◆ **Objective**
Copy down every line where the string "занятия" shows up.
-- START OF Task material --
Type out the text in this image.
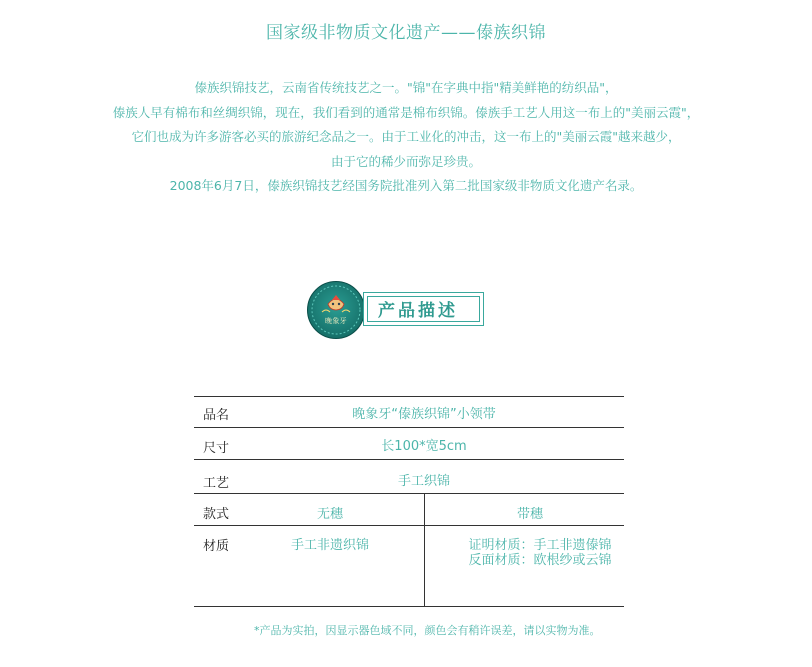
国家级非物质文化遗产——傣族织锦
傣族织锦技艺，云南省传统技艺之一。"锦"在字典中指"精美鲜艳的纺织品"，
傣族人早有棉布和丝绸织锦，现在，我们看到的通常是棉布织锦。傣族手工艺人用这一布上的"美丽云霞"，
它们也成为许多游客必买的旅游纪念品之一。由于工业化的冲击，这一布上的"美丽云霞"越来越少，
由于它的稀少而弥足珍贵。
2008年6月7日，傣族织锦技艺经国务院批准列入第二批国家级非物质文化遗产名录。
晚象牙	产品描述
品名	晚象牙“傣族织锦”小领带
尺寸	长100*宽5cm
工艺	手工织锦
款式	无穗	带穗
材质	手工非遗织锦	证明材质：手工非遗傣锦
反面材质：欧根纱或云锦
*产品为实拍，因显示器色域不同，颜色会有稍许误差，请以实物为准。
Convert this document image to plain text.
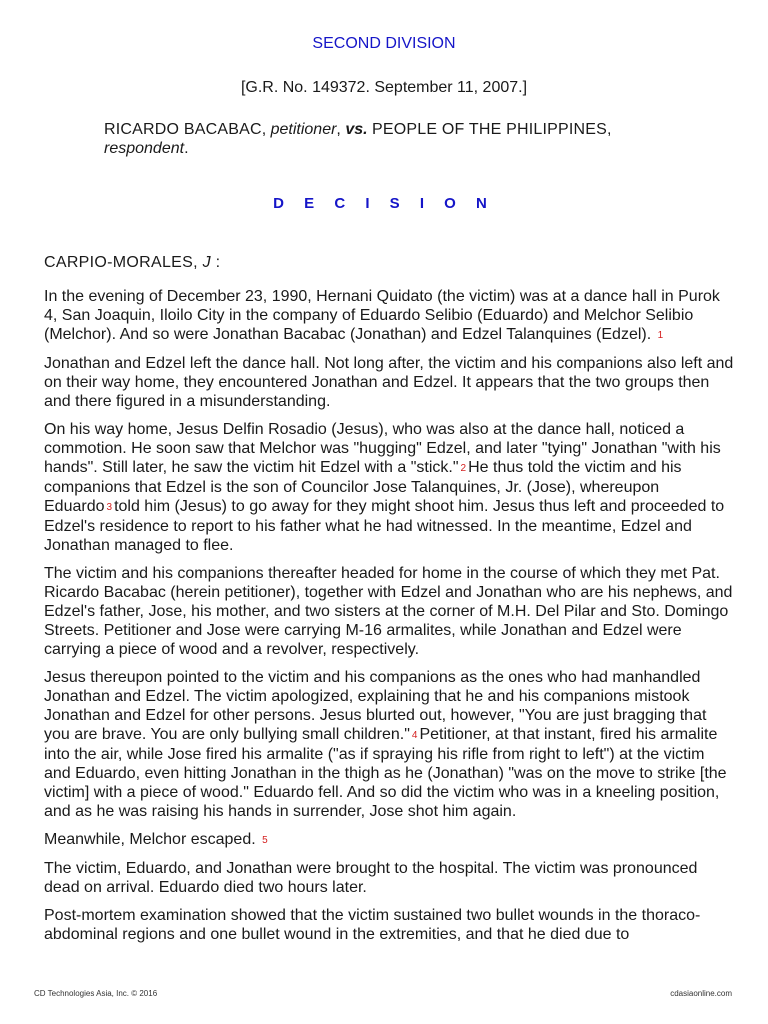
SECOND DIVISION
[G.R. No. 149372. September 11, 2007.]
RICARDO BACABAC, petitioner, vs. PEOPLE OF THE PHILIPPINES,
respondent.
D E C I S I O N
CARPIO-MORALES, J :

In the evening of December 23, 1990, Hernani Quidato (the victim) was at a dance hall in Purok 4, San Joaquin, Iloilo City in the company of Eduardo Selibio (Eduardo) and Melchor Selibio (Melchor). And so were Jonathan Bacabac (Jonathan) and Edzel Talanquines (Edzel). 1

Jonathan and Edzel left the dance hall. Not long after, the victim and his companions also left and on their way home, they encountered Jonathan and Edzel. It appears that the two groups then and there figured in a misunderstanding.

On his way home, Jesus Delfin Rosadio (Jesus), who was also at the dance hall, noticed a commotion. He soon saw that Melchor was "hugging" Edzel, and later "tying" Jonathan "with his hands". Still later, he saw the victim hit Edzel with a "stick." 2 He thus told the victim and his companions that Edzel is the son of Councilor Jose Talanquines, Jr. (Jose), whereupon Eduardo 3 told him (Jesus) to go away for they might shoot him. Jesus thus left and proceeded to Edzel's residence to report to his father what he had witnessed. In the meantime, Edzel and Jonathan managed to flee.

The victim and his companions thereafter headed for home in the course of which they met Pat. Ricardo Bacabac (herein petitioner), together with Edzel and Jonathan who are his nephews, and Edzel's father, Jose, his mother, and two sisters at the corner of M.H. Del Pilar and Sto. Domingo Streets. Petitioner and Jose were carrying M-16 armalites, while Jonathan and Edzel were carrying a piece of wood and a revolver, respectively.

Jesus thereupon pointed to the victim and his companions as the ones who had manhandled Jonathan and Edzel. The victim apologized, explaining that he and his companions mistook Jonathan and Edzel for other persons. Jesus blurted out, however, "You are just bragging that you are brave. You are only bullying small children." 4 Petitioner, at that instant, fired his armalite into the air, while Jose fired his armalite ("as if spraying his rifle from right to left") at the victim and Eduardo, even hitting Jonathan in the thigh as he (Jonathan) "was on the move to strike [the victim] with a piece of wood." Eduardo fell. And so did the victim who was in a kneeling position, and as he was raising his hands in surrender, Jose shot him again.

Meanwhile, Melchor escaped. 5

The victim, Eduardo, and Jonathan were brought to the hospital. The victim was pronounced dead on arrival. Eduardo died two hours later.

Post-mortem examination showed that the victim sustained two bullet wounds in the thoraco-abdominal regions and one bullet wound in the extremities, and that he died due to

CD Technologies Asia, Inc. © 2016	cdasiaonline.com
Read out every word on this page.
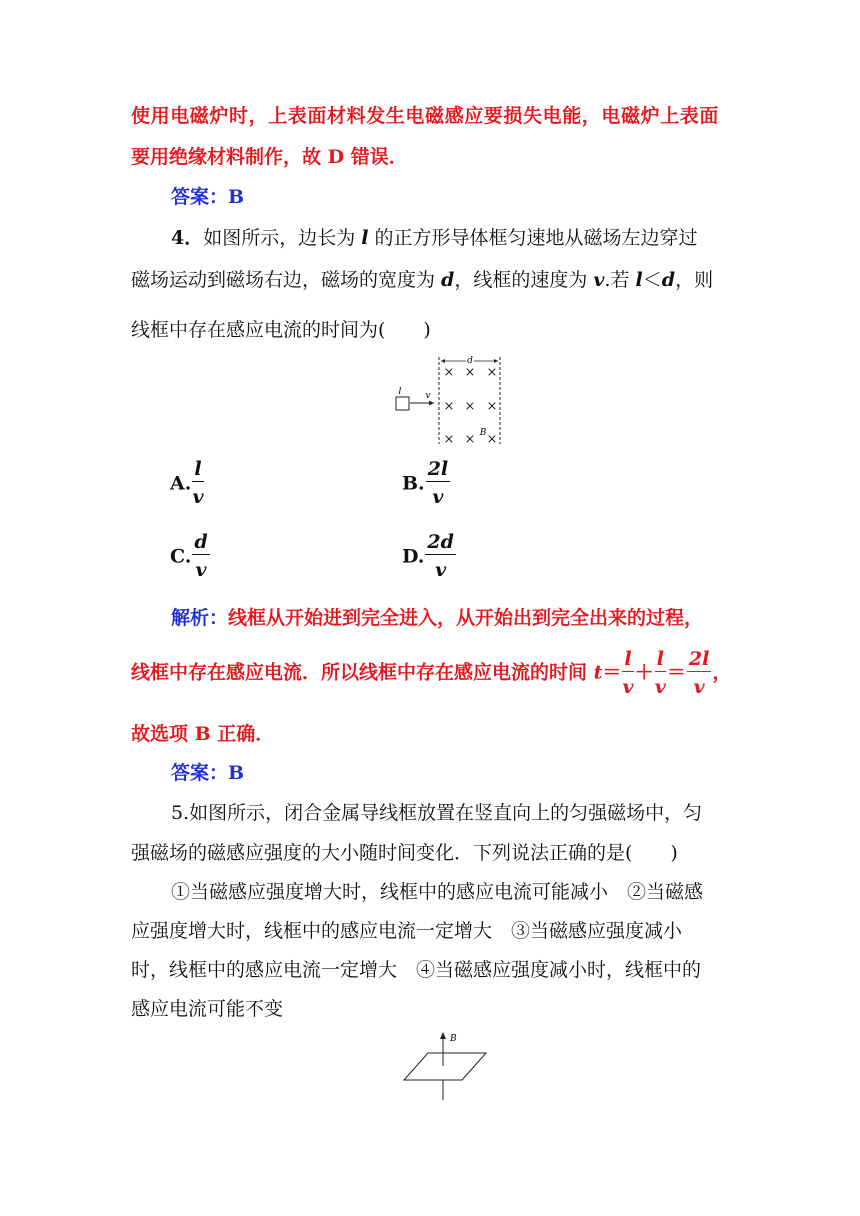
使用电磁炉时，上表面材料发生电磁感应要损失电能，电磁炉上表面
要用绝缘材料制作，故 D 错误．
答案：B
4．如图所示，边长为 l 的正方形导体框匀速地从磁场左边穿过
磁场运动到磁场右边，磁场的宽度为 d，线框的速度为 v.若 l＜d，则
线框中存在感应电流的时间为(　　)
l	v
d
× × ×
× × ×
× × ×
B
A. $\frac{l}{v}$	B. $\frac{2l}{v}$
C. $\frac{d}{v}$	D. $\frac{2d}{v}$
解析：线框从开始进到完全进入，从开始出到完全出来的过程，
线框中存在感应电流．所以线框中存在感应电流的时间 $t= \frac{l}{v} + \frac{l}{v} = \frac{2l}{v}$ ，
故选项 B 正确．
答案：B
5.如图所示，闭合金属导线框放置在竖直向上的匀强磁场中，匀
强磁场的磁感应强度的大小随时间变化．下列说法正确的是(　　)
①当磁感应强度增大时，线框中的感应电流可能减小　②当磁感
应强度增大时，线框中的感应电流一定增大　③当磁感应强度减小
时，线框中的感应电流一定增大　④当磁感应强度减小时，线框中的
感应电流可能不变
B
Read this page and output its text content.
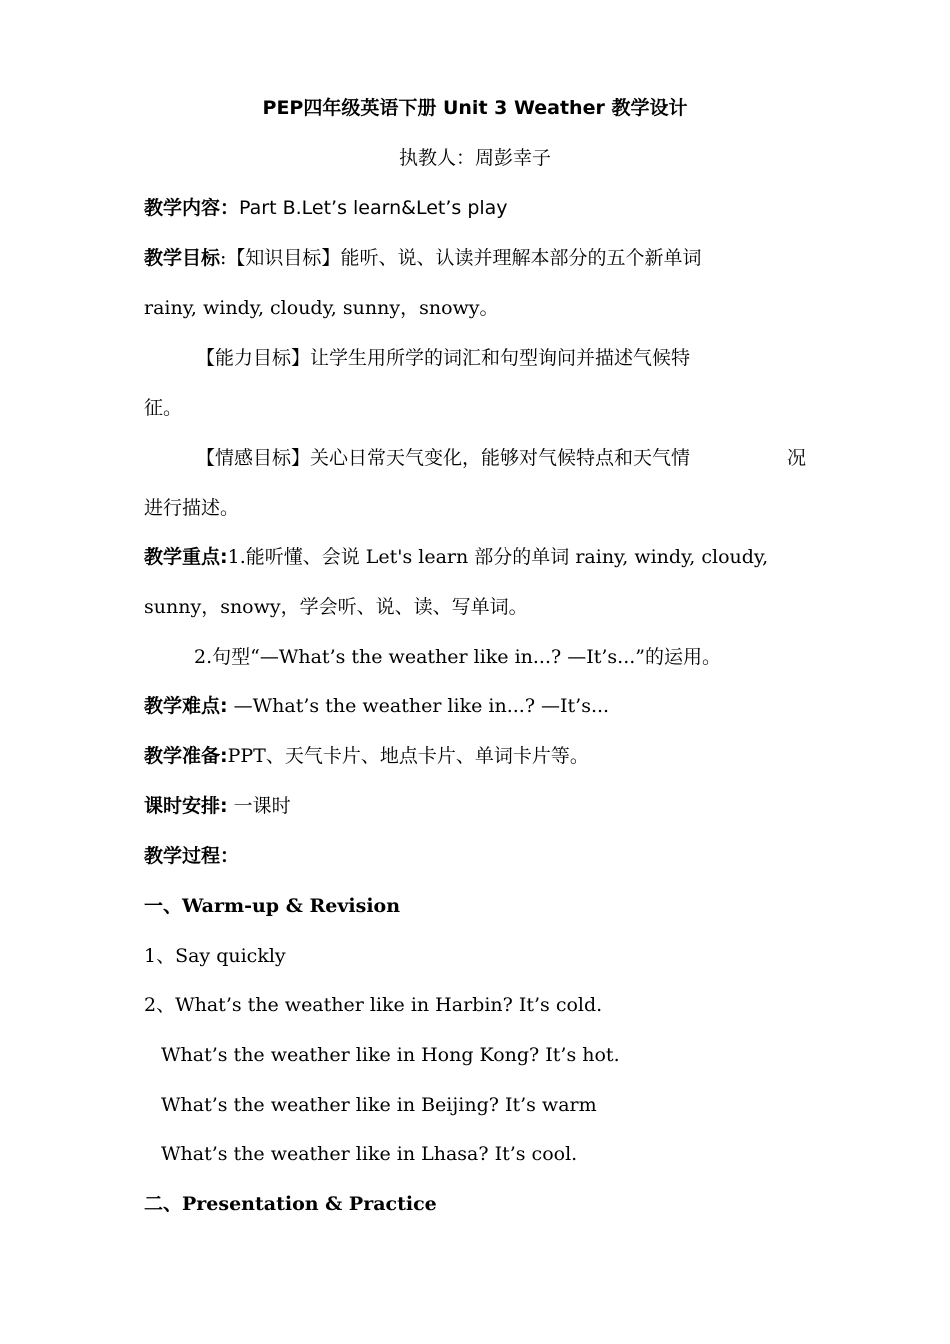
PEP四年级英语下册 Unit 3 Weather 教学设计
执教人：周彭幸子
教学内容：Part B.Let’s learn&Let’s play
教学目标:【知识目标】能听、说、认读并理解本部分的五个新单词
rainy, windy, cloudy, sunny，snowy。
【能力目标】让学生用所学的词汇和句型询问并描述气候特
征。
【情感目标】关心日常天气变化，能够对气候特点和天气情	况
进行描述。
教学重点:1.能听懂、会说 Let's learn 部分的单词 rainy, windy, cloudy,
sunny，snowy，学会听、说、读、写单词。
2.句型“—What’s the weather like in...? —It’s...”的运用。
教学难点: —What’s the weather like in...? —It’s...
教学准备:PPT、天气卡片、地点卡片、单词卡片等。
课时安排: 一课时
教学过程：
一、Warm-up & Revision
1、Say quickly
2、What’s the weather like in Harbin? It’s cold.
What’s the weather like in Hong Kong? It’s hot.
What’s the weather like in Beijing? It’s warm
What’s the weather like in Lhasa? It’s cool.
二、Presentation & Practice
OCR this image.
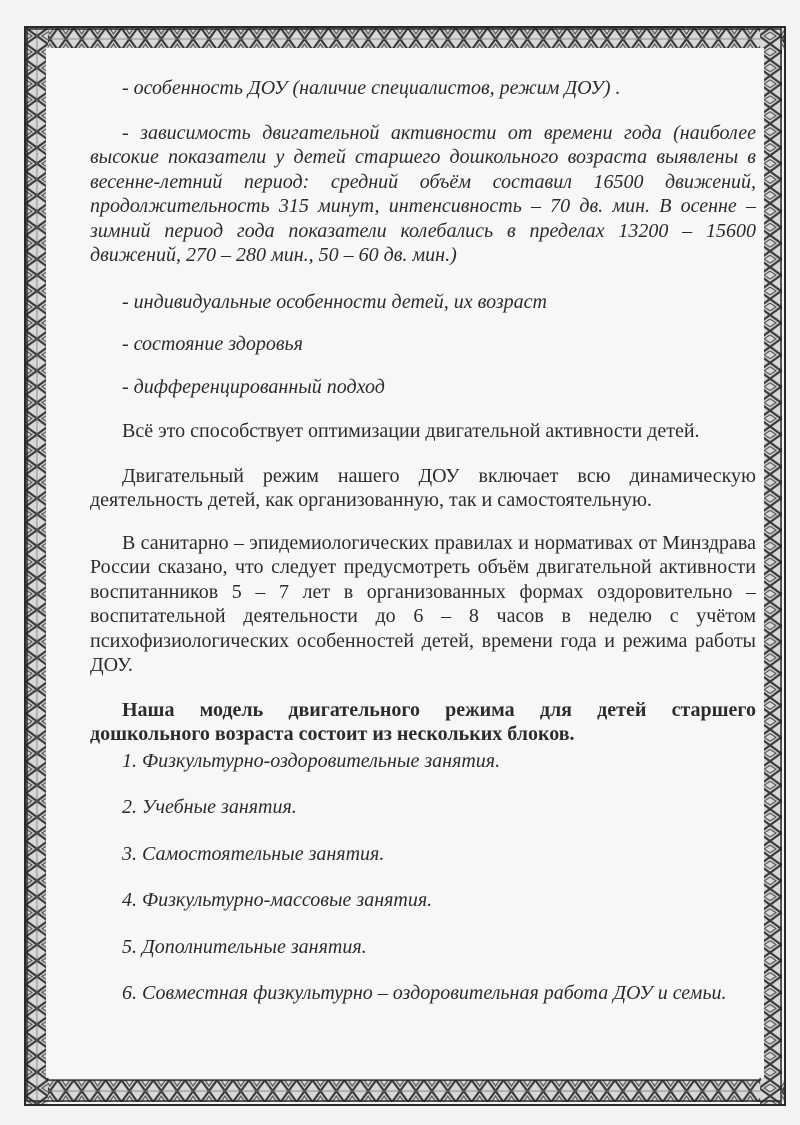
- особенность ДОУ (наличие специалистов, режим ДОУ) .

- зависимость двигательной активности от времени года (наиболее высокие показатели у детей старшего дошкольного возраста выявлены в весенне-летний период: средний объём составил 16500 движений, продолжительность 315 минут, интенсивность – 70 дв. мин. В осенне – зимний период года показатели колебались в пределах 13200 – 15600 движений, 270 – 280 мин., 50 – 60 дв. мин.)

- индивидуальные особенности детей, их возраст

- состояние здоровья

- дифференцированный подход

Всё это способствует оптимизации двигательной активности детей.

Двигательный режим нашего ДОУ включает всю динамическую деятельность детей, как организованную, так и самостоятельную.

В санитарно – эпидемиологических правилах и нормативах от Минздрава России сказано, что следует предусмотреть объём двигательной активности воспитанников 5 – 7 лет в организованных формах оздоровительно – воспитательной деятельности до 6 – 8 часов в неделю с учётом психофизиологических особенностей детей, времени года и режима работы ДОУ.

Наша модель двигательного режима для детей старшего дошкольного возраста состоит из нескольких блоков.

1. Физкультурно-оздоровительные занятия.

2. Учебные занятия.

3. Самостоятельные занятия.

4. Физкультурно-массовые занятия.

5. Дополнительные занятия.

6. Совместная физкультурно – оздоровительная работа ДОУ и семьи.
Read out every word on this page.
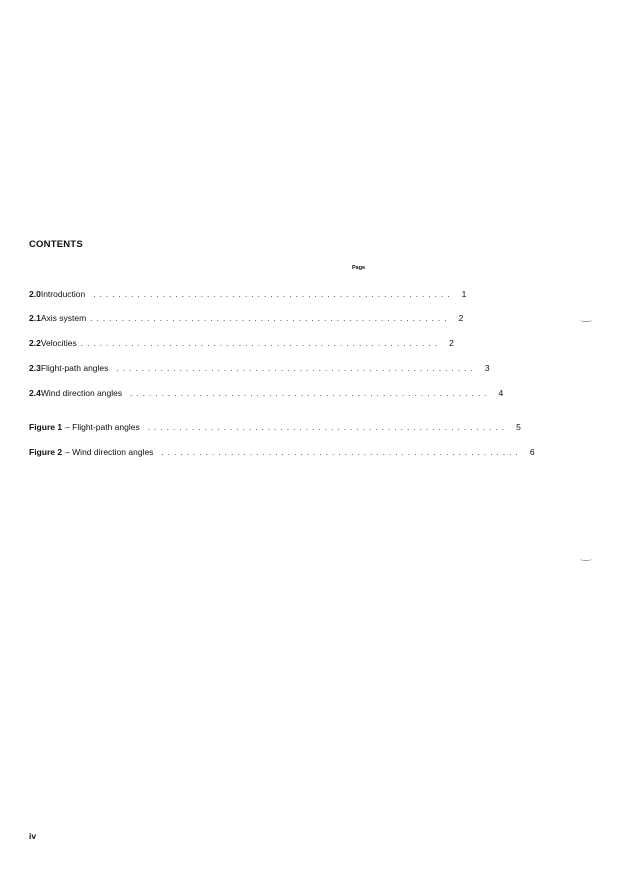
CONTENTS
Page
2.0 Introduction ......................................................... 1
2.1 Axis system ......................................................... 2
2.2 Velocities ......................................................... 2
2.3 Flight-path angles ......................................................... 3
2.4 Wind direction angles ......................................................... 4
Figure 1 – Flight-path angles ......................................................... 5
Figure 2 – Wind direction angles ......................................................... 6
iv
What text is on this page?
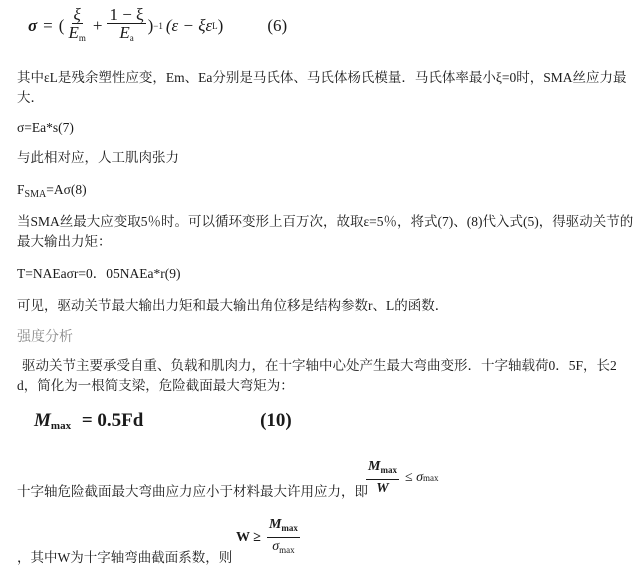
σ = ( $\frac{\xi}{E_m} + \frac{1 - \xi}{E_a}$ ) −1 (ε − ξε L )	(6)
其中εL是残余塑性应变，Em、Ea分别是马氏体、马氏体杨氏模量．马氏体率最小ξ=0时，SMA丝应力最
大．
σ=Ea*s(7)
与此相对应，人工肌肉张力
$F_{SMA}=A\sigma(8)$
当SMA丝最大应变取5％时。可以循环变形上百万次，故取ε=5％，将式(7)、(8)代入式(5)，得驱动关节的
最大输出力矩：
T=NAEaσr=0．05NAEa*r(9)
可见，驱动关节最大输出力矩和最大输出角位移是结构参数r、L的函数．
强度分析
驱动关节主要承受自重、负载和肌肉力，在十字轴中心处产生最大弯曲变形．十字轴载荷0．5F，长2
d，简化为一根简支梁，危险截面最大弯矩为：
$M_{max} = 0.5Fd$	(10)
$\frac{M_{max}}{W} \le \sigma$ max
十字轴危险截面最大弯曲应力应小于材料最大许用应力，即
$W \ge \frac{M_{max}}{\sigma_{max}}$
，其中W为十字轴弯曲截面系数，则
-- END OF Task material --
◆ **Reply to the task**
1. Физкультурно-оздоровительные занятия.
2. Учебные занятия.
3. Самостоятельные занятия.
4. Физкультурно-массовые занятия.
5. Дополнительные занятия.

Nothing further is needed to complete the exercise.